### What is expected
Write out the full listing again, exactly as it stands.
__________
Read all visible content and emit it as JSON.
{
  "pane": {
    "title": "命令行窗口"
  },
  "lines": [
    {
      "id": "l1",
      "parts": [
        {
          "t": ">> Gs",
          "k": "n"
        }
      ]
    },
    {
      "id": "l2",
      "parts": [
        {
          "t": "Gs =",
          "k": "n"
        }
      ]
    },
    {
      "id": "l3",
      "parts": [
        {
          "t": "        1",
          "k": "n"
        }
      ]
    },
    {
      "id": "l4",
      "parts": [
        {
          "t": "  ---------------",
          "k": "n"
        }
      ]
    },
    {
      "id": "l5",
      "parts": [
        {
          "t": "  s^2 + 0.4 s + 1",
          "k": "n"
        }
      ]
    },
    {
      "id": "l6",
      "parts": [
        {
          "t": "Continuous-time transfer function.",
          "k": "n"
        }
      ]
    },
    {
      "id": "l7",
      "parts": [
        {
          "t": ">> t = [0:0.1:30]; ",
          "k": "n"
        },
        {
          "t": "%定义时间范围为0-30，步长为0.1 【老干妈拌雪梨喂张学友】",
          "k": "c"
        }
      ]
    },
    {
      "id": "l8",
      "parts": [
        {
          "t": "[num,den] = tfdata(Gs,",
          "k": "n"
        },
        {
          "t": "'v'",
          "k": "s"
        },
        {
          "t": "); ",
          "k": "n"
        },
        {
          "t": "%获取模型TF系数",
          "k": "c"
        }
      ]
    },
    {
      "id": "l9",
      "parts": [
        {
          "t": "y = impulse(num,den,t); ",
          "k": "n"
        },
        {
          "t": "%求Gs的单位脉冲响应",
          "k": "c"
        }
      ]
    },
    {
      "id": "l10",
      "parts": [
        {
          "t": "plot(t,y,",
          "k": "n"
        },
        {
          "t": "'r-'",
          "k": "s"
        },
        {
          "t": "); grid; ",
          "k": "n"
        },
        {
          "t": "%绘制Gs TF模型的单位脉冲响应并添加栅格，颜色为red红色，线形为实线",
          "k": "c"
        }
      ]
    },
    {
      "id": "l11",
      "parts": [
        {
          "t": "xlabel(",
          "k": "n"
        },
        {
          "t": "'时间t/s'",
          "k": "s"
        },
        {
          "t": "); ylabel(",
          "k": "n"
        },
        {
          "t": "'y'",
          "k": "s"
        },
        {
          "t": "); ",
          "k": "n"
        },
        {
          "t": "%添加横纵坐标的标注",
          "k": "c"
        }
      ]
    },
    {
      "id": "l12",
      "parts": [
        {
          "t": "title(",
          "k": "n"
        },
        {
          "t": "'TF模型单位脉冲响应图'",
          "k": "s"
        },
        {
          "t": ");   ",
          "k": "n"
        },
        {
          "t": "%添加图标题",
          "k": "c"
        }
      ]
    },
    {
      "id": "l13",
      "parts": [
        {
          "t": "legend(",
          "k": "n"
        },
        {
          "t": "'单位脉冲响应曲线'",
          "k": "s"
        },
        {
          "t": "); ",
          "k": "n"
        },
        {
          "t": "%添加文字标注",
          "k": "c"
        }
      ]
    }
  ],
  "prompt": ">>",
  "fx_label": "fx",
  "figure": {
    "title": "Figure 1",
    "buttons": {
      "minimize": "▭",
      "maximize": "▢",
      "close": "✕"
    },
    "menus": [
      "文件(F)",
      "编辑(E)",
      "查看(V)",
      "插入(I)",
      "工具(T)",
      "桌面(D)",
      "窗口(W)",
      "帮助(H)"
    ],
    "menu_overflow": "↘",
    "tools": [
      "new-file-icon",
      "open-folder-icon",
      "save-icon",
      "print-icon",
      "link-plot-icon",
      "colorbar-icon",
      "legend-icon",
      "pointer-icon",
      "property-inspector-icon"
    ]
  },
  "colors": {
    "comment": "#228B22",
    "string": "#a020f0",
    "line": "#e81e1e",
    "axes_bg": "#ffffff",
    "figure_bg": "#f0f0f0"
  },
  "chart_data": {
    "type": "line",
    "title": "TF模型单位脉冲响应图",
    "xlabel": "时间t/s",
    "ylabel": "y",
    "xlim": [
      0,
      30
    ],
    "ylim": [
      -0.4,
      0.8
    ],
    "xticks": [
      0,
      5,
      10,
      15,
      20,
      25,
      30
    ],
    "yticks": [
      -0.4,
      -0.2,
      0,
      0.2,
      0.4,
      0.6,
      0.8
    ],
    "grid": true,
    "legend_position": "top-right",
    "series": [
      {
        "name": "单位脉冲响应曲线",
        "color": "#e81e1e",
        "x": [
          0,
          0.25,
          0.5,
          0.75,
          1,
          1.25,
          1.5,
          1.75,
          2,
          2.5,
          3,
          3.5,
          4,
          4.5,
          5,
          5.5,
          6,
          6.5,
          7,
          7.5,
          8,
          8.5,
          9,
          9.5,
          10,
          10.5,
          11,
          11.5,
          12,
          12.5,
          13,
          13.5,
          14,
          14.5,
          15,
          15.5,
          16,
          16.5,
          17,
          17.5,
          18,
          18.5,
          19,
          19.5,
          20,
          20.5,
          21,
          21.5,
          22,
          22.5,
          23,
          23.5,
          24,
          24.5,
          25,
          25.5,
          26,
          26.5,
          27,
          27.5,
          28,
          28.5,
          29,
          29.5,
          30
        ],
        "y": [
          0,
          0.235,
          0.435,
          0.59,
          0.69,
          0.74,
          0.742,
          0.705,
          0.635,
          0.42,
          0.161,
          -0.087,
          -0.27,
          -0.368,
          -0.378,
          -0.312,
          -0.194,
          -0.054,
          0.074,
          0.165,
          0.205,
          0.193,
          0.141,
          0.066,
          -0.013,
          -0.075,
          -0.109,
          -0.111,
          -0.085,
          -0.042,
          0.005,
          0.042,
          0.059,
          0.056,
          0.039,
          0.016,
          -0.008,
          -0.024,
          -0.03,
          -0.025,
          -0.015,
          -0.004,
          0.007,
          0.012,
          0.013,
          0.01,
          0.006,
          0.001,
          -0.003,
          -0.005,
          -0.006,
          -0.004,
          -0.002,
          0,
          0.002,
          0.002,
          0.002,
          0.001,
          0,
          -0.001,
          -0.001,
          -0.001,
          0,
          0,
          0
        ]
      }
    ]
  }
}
__________
### Exercise output
Read all visible content and emit it as JSON.
{
  "pane": {
    "title": "命令行窗口"
  },
  "lines": [
    {
      "id": "l1",
      "parts": [
        {
          "t": ">> Gs",
          "k": "n"
        }
      ]
    },
    {
      "id": "l2",
      "parts": [
        {
          "t": "Gs =",
          "k": "n"
        }
      ]
    },
    {
      "id": "l3",
      "parts": [
        {
          "t": "        1",
          "k": "n"
        }
      ]
    },
    {
      "id": "l4",
      "parts": [
        {
          "t": "  ---------------",
          "k": "n"
        }
      ]
    },
    {
      "id": "l5",
      "parts": [
        {
          "t": "  s^2 + 0.4 s + 1",
          "k": "n"
        }
      ]
    },
    {
      "id": "l6",
      "parts": [
        {
          "t": "Continuous-time transfer function.",
          "k": "n"
        }
      ]
    },
    {
      "id": "l7",
      "parts": [
        {
          "t": ">> t = [0:0.1:30]; ",
          "k": "n"
        },
        {
          "t": "%定义时间范围为0-30，步长为0.1 【老干妈拌雪梨喂张学友】",
          "k": "c"
        }
      ]
    },
    {
      "id": "l8",
      "parts": [
        {
          "t": "[num,den] = tfdata(Gs,",
          "k": "n"
        },
        {
          "t": "'v'",
          "k": "s"
        },
        {
          "t": "); ",
          "k": "n"
        },
        {
          "t": "%获取模型TF系数",
          "k": "c"
        }
      ]
    },
    {
      "id": "l9",
      "parts": [
        {
          "t": "y = impulse(num,den,t); ",
          "k": "n"
        },
        {
          "t": "%求Gs的单位脉冲响应",
          "k": "c"
        }
      ]
    },
    {
      "id": "l10",
      "parts": [
        {
          "t": "plot(t,y,",
          "k": "n"
        },
        {
          "t": "'r-'",
          "k": "s"
        },
        {
          "t": "); grid; ",
          "k": "n"
        },
        {
          "t": "%绘制Gs TF模型的单位脉冲响应并添加栅格，颜色为red红色，线形为实线",
          "k": "c"
        }
      ]
    },
    {
      "id": "l11",
      "parts": [
        {
          "t": "xlabel(",
          "k": "n"
        },
        {
          "t": "'时间t/s'",
          "k": "s"
        },
        {
          "t": "); ylabel(",
          "k": "n"
        },
        {
          "t": "'y'",
          "k": "s"
        },
        {
          "t": "); ",
          "k": "n"
        },
        {
          "t": "%添加横纵坐标的标注",
          "k": "c"
        }
      ]
    },
    {
      "id": "l12",
      "parts": [
        {
          "t": "title(",
          "k": "n"
        },
        {
          "t": "'TF模型单位脉冲响应图'",
          "k": "s"
        },
        {
          "t": ");   ",
          "k": "n"
        },
        {
          "t": "%添加图标题",
          "k": "c"
        }
      ]
    },
    {
      "id": "l13",
      "parts": [
        {
          "t": "legend(",
          "k": "n"
        },
        {
          "t": "'单位脉冲响应曲线'",
          "k": "s"
        },
        {
          "t": "); ",
          "k": "n"
        },
        {
          "t": "%添加文字标注",
          "k": "c"
        }
      ]
    }
  ],
  "prompt": ">>",
  "fx_label": "fx",
  "figure": {
    "title": "Figure 1",
    "buttons": {
      "minimize": "▭",
      "maximize": "▢",
      "close": "✕"
    },
    "menus": [
      "文件(F)",
      "编辑(E)",
      "查看(V)",
      "插入(I)",
      "工具(T)",
      "桌面(D)",
      "窗口(W)",
      "帮助(H)"
    ],
    "menu_overflow": "↘",
    "tools": [
      "new-file-icon",
      "open-folder-icon",
      "save-icon",
      "print-icon",
      "link-plot-icon",
      "colorbar-icon",
      "legend-icon",
      "pointer-icon",
      "property-inspector-icon"
    ]
  },
  "colors": {
    "comment": "#228B22",
    "string": "#a020f0",
    "line": "#e81e1e",
    "axes_bg": "#ffffff",
    "figure_bg": "#f0f0f0"
  },
  "chart_data": {
    "type": "line",
    "title": "TF模型单位脉冲响应图",
    "xlabel": "时间t/s",
    "ylabel": "y",
    "xlim": [
      0,
      30
    ],
    "ylim": [
      -0.4,
      0.8
    ],
    "xticks": [
      0,
      5,
      10,
      15,
      20,
      25,
      30
    ],
    "yticks": [
      -0.4,
      -0.2,
      0,
      0.2,
      0.4,
      0.6,
      0.8
    ],
    "grid": true,
    "legend_position": "top-right",
    "series": [
      {
        "name": "单位脉冲响应曲线",
        "color": "#e81e1e",
        "x": [
          0,
          0.25,
          0.5,
          0.75,
          1,
          1.25,
          1.5,
          1.75,
          2,
          2.5,
          3,
          3.5,
          4,
          4.5,
          5,
          5.5,
          6,
          6.5,
          7,
          7.5,
          8,
          8.5,
          9,
          9.5,
          10,
          10.5,
          11,
          11.5,
          12,
          12.5,
          13,
          13.5,
          14,
          14.5,
          15,
          15.5,
          16,
          16.5,
          17,
          17.5,
          18,
          18.5,
          19,
          19.5,
          20,
          20.5,
          21,
          21.5,
          22,
          22.5,
          23,
          23.5,
          24,
          24.5,
          25,
          25.5,
          26,
          26.5,
          27,
          27.5,
          28,
          28.5,
          29,
          29.5,
          30
        ],
        "y": [
          0,
          0.235,
          0.435,
          0.59,
          0.69,
          0.74,
          0.742,
          0.705,
          0.635,
          0.42,
          0.161,
          -0.087,
          -0.27,
          -0.368,
          -0.378,
          -0.312,
          -0.194,
          -0.054,
          0.074,
          0.165,
          0.205,
          0.193,
          0.141,
          0.066,
          -0.013,
          -0.075,
          -0.109,
          -0.111,
          -0.085,
          -0.042,
          0.005,
          0.042,
          0.059,
          0.056,
          0.039,
          0.016,
          -0.008,
          -0.024,
          -0.03,
          -0.025,
          -0.015,
          -0.004,
          0.007,
          0.012,
          0.013,
          0.01,
          0.006,
          0.001,
          -0.003,
          -0.005,
          -0.006,
          -0.004,
          -0.002,
          0,
          0.002,
          0.002,
          0.002,
          0.001,
          0,
          -0.001,
          -0.001,
          -0.001,
          0,
          0,
          0
        ]
      }
    ]
  }
}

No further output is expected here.